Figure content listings
========

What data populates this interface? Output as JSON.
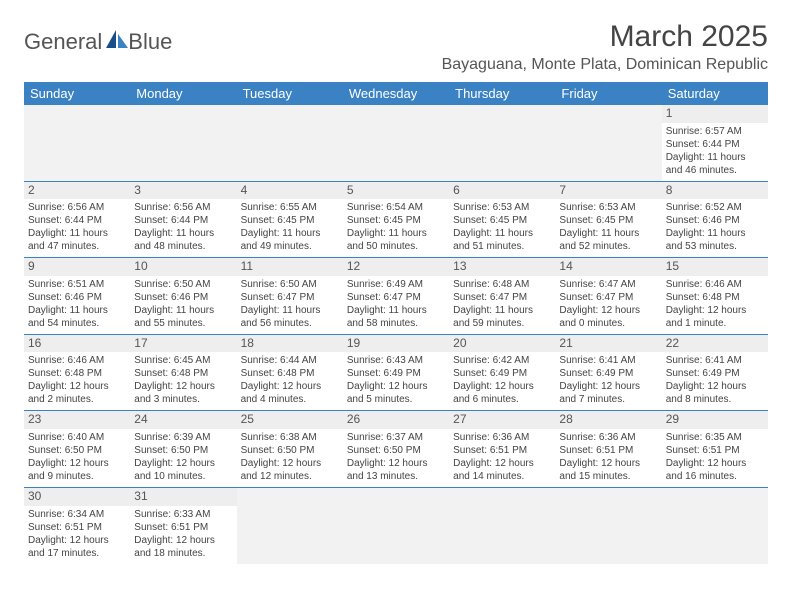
{
  "logo": {
    "text1": "General",
    "text2": "Blue"
  },
  "title": "March 2025",
  "location": "Bayaguana, Monte Plata, Dominican Republic",
  "colors": {
    "header_bg": "#3b82c4",
    "header_text": "#ffffff",
    "daynum_bg": "#eeeeee",
    "blank_bg": "#f2f2f2",
    "week_border": "#3b82c4",
    "body_text": "#444444"
  },
  "weekdays": [
    "Sunday",
    "Monday",
    "Tuesday",
    "Wednesday",
    "Thursday",
    "Friday",
    "Saturday"
  ],
  "weeks": [
    [
      null,
      null,
      null,
      null,
      null,
      null,
      {
        "n": "1",
        "sr": "Sunrise: 6:57 AM",
        "ss": "Sunset: 6:44 PM",
        "dl1": "Daylight: 11 hours",
        "dl2": "and 46 minutes."
      }
    ],
    [
      {
        "n": "2",
        "sr": "Sunrise: 6:56 AM",
        "ss": "Sunset: 6:44 PM",
        "dl1": "Daylight: 11 hours",
        "dl2": "and 47 minutes."
      },
      {
        "n": "3",
        "sr": "Sunrise: 6:56 AM",
        "ss": "Sunset: 6:44 PM",
        "dl1": "Daylight: 11 hours",
        "dl2": "and 48 minutes."
      },
      {
        "n": "4",
        "sr": "Sunrise: 6:55 AM",
        "ss": "Sunset: 6:45 PM",
        "dl1": "Daylight: 11 hours",
        "dl2": "and 49 minutes."
      },
      {
        "n": "5",
        "sr": "Sunrise: 6:54 AM",
        "ss": "Sunset: 6:45 PM",
        "dl1": "Daylight: 11 hours",
        "dl2": "and 50 minutes."
      },
      {
        "n": "6",
        "sr": "Sunrise: 6:53 AM",
        "ss": "Sunset: 6:45 PM",
        "dl1": "Daylight: 11 hours",
        "dl2": "and 51 minutes."
      },
      {
        "n": "7",
        "sr": "Sunrise: 6:53 AM",
        "ss": "Sunset: 6:45 PM",
        "dl1": "Daylight: 11 hours",
        "dl2": "and 52 minutes."
      },
      {
        "n": "8",
        "sr": "Sunrise: 6:52 AM",
        "ss": "Sunset: 6:46 PM",
        "dl1": "Daylight: 11 hours",
        "dl2": "and 53 minutes."
      }
    ],
    [
      {
        "n": "9",
        "sr": "Sunrise: 6:51 AM",
        "ss": "Sunset: 6:46 PM",
        "dl1": "Daylight: 11 hours",
        "dl2": "and 54 minutes."
      },
      {
        "n": "10",
        "sr": "Sunrise: 6:50 AM",
        "ss": "Sunset: 6:46 PM",
        "dl1": "Daylight: 11 hours",
        "dl2": "and 55 minutes."
      },
      {
        "n": "11",
        "sr": "Sunrise: 6:50 AM",
        "ss": "Sunset: 6:47 PM",
        "dl1": "Daylight: 11 hours",
        "dl2": "and 56 minutes."
      },
      {
        "n": "12",
        "sr": "Sunrise: 6:49 AM",
        "ss": "Sunset: 6:47 PM",
        "dl1": "Daylight: 11 hours",
        "dl2": "and 58 minutes."
      },
      {
        "n": "13",
        "sr": "Sunrise: 6:48 AM",
        "ss": "Sunset: 6:47 PM",
        "dl1": "Daylight: 11 hours",
        "dl2": "and 59 minutes."
      },
      {
        "n": "14",
        "sr": "Sunrise: 6:47 AM",
        "ss": "Sunset: 6:47 PM",
        "dl1": "Daylight: 12 hours",
        "dl2": "and 0 minutes."
      },
      {
        "n": "15",
        "sr": "Sunrise: 6:46 AM",
        "ss": "Sunset: 6:48 PM",
        "dl1": "Daylight: 12 hours",
        "dl2": "and 1 minute."
      }
    ],
    [
      {
        "n": "16",
        "sr": "Sunrise: 6:46 AM",
        "ss": "Sunset: 6:48 PM",
        "dl1": "Daylight: 12 hours",
        "dl2": "and 2 minutes."
      },
      {
        "n": "17",
        "sr": "Sunrise: 6:45 AM",
        "ss": "Sunset: 6:48 PM",
        "dl1": "Daylight: 12 hours",
        "dl2": "and 3 minutes."
      },
      {
        "n": "18",
        "sr": "Sunrise: 6:44 AM",
        "ss": "Sunset: 6:48 PM",
        "dl1": "Daylight: 12 hours",
        "dl2": "and 4 minutes."
      },
      {
        "n": "19",
        "sr": "Sunrise: 6:43 AM",
        "ss": "Sunset: 6:49 PM",
        "dl1": "Daylight: 12 hours",
        "dl2": "and 5 minutes."
      },
      {
        "n": "20",
        "sr": "Sunrise: 6:42 AM",
        "ss": "Sunset: 6:49 PM",
        "dl1": "Daylight: 12 hours",
        "dl2": "and 6 minutes."
      },
      {
        "n": "21",
        "sr": "Sunrise: 6:41 AM",
        "ss": "Sunset: 6:49 PM",
        "dl1": "Daylight: 12 hours",
        "dl2": "and 7 minutes."
      },
      {
        "n": "22",
        "sr": "Sunrise: 6:41 AM",
        "ss": "Sunset: 6:49 PM",
        "dl1": "Daylight: 12 hours",
        "dl2": "and 8 minutes."
      }
    ],
    [
      {
        "n": "23",
        "sr": "Sunrise: 6:40 AM",
        "ss": "Sunset: 6:50 PM",
        "dl1": "Daylight: 12 hours",
        "dl2": "and 9 minutes."
      },
      {
        "n": "24",
        "sr": "Sunrise: 6:39 AM",
        "ss": "Sunset: 6:50 PM",
        "dl1": "Daylight: 12 hours",
        "dl2": "and 10 minutes."
      },
      {
        "n": "25",
        "sr": "Sunrise: 6:38 AM",
        "ss": "Sunset: 6:50 PM",
        "dl1": "Daylight: 12 hours",
        "dl2": "and 12 minutes."
      },
      {
        "n": "26",
        "sr": "Sunrise: 6:37 AM",
        "ss": "Sunset: 6:50 PM",
        "dl1": "Daylight: 12 hours",
        "dl2": "and 13 minutes."
      },
      {
        "n": "27",
        "sr": "Sunrise: 6:36 AM",
        "ss": "Sunset: 6:51 PM",
        "dl1": "Daylight: 12 hours",
        "dl2": "and 14 minutes."
      },
      {
        "n": "28",
        "sr": "Sunrise: 6:36 AM",
        "ss": "Sunset: 6:51 PM",
        "dl1": "Daylight: 12 hours",
        "dl2": "and 15 minutes."
      },
      {
        "n": "29",
        "sr": "Sunrise: 6:35 AM",
        "ss": "Sunset: 6:51 PM",
        "dl1": "Daylight: 12 hours",
        "dl2": "and 16 minutes."
      }
    ],
    [
      {
        "n": "30",
        "sr": "Sunrise: 6:34 AM",
        "ss": "Sunset: 6:51 PM",
        "dl1": "Daylight: 12 hours",
        "dl2": "and 17 minutes."
      },
      {
        "n": "31",
        "sr": "Sunrise: 6:33 AM",
        "ss": "Sunset: 6:51 PM",
        "dl1": "Daylight: 12 hours",
        "dl2": "and 18 minutes."
      },
      null,
      null,
      null,
      null,
      null
    ]
  ]
}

========

What is asked: Make an exact copy of the records shown above, without the pictures.

Solution:
What data populates this interface? Output as JSON.
{
  "logo": {
    "text1": "General",
    "text2": "Blue"
  },
  "title": "March 2025",
  "location": "Bayaguana, Monte Plata, Dominican Republic",
  "colors": {
    "header_bg": "#3b82c4",
    "header_text": "#ffffff",
    "daynum_bg": "#eeeeee",
    "blank_bg": "#f2f2f2",
    "week_border": "#3b82c4",
    "body_text": "#444444"
  },
  "weekdays": [
    "Sunday",
    "Monday",
    "Tuesday",
    "Wednesday",
    "Thursday",
    "Friday",
    "Saturday"
  ],
  "weeks": [
    [
      null,
      null,
      null,
      null,
      null,
      null,
      {
        "n": "1",
        "sr": "Sunrise: 6:57 AM",
        "ss": "Sunset: 6:44 PM",
        "dl1": "Daylight: 11 hours",
        "dl2": "and 46 minutes."
      }
    ],
    [
      {
        "n": "2",
        "sr": "Sunrise: 6:56 AM",
        "ss": "Sunset: 6:44 PM",
        "dl1": "Daylight: 11 hours",
        "dl2": "and 47 minutes."
      },
      {
        "n": "3",
        "sr": "Sunrise: 6:56 AM",
        "ss": "Sunset: 6:44 PM",
        "dl1": "Daylight: 11 hours",
        "dl2": "and 48 minutes."
      },
      {
        "n": "4",
        "sr": "Sunrise: 6:55 AM",
        "ss": "Sunset: 6:45 PM",
        "dl1": "Daylight: 11 hours",
        "dl2": "and 49 minutes."
      },
      {
        "n": "5",
        "sr": "Sunrise: 6:54 AM",
        "ss": "Sunset: 6:45 PM",
        "dl1": "Daylight: 11 hours",
        "dl2": "and 50 minutes."
      },
      {
        "n": "6",
        "sr": "Sunrise: 6:53 AM",
        "ss": "Sunset: 6:45 PM",
        "dl1": "Daylight: 11 hours",
        "dl2": "and 51 minutes."
      },
      {
        "n": "7",
        "sr": "Sunrise: 6:53 AM",
        "ss": "Sunset: 6:45 PM",
        "dl1": "Daylight: 11 hours",
        "dl2": "and 52 minutes."
      },
      {
        "n": "8",
        "sr": "Sunrise: 6:52 AM",
        "ss": "Sunset: 6:46 PM",
        "dl1": "Daylight: 11 hours",
        "dl2": "and 53 minutes."
      }
    ],
    [
      {
        "n": "9",
        "sr": "Sunrise: 6:51 AM",
        "ss": "Sunset: 6:46 PM",
        "dl1": "Daylight: 11 hours",
        "dl2": "and 54 minutes."
      },
      {
        "n": "10",
        "sr": "Sunrise: 6:50 AM",
        "ss": "Sunset: 6:46 PM",
        "dl1": "Daylight: 11 hours",
        "dl2": "and 55 minutes."
      },
      {
        "n": "11",
        "sr": "Sunrise: 6:50 AM",
        "ss": "Sunset: 6:47 PM",
        "dl1": "Daylight: 11 hours",
        "dl2": "and 56 minutes."
      },
      {
        "n": "12",
        "sr": "Sunrise: 6:49 AM",
        "ss": "Sunset: 6:47 PM",
        "dl1": "Daylight: 11 hours",
        "dl2": "and 58 minutes."
      },
      {
        "n": "13",
        "sr": "Sunrise: 6:48 AM",
        "ss": "Sunset: 6:47 PM",
        "dl1": "Daylight: 11 hours",
        "dl2": "and 59 minutes."
      },
      {
        "n": "14",
        "sr": "Sunrise: 6:47 AM",
        "ss": "Sunset: 6:47 PM",
        "dl1": "Daylight: 12 hours",
        "dl2": "and 0 minutes."
      },
      {
        "n": "15",
        "sr": "Sunrise: 6:46 AM",
        "ss": "Sunset: 6:48 PM",
        "dl1": "Daylight: 12 hours",
        "dl2": "and 1 minute."
      }
    ],
    [
      {
        "n": "16",
        "sr": "Sunrise: 6:46 AM",
        "ss": "Sunset: 6:48 PM",
        "dl1": "Daylight: 12 hours",
        "dl2": "and 2 minutes."
      },
      {
        "n": "17",
        "sr": "Sunrise: 6:45 AM",
        "ss": "Sunset: 6:48 PM",
        "dl1": "Daylight: 12 hours",
        "dl2": "and 3 minutes."
      },
      {
        "n": "18",
        "sr": "Sunrise: 6:44 AM",
        "ss": "Sunset: 6:48 PM",
        "dl1": "Daylight: 12 hours",
        "dl2": "and 4 minutes."
      },
      {
        "n": "19",
        "sr": "Sunrise: 6:43 AM",
        "ss": "Sunset: 6:49 PM",
        "dl1": "Daylight: 12 hours",
        "dl2": "and 5 minutes."
      },
      {
        "n": "20",
        "sr": "Sunrise: 6:42 AM",
        "ss": "Sunset: 6:49 PM",
        "dl1": "Daylight: 12 hours",
        "dl2": "and 6 minutes."
      },
      {
        "n": "21",
        "sr": "Sunrise: 6:41 AM",
        "ss": "Sunset: 6:49 PM",
        "dl1": "Daylight: 12 hours",
        "dl2": "and 7 minutes."
      },
      {
        "n": "22",
        "sr": "Sunrise: 6:41 AM",
        "ss": "Sunset: 6:49 PM",
        "dl1": "Daylight: 12 hours",
        "dl2": "and 8 minutes."
      }
    ],
    [
      {
        "n": "23",
        "sr": "Sunrise: 6:40 AM",
        "ss": "Sunset: 6:50 PM",
        "dl1": "Daylight: 12 hours",
        "dl2": "and 9 minutes."
      },
      {
        "n": "24",
        "sr": "Sunrise: 6:39 AM",
        "ss": "Sunset: 6:50 PM",
        "dl1": "Daylight: 12 hours",
        "dl2": "and 10 minutes."
      },
      {
        "n": "25",
        "sr": "Sunrise: 6:38 AM",
        "ss": "Sunset: 6:50 PM",
        "dl1": "Daylight: 12 hours",
        "dl2": "and 12 minutes."
      },
      {
        "n": "26",
        "sr": "Sunrise: 6:37 AM",
        "ss": "Sunset: 6:50 PM",
        "dl1": "Daylight: 12 hours",
        "dl2": "and 13 minutes."
      },
      {
        "n": "27",
        "sr": "Sunrise: 6:36 AM",
        "ss": "Sunset: 6:51 PM",
        "dl1": "Daylight: 12 hours",
        "dl2": "and 14 minutes."
      },
      {
        "n": "28",
        "sr": "Sunrise: 6:36 AM",
        "ss": "Sunset: 6:51 PM",
        "dl1": "Daylight: 12 hours",
        "dl2": "and 15 minutes."
      },
      {
        "n": "29",
        "sr": "Sunrise: 6:35 AM",
        "ss": "Sunset: 6:51 PM",
        "dl1": "Daylight: 12 hours",
        "dl2": "and 16 minutes."
      }
    ],
    [
      {
        "n": "30",
        "sr": "Sunrise: 6:34 AM",
        "ss": "Sunset: 6:51 PM",
        "dl1": "Daylight: 12 hours",
        "dl2": "and 17 minutes."
      },
      {
        "n": "31",
        "sr": "Sunrise: 6:33 AM",
        "ss": "Sunset: 6:51 PM",
        "dl1": "Daylight: 12 hours",
        "dl2": "and 18 minutes."
      },
      null,
      null,
      null,
      null,
      null
    ]
  ]
}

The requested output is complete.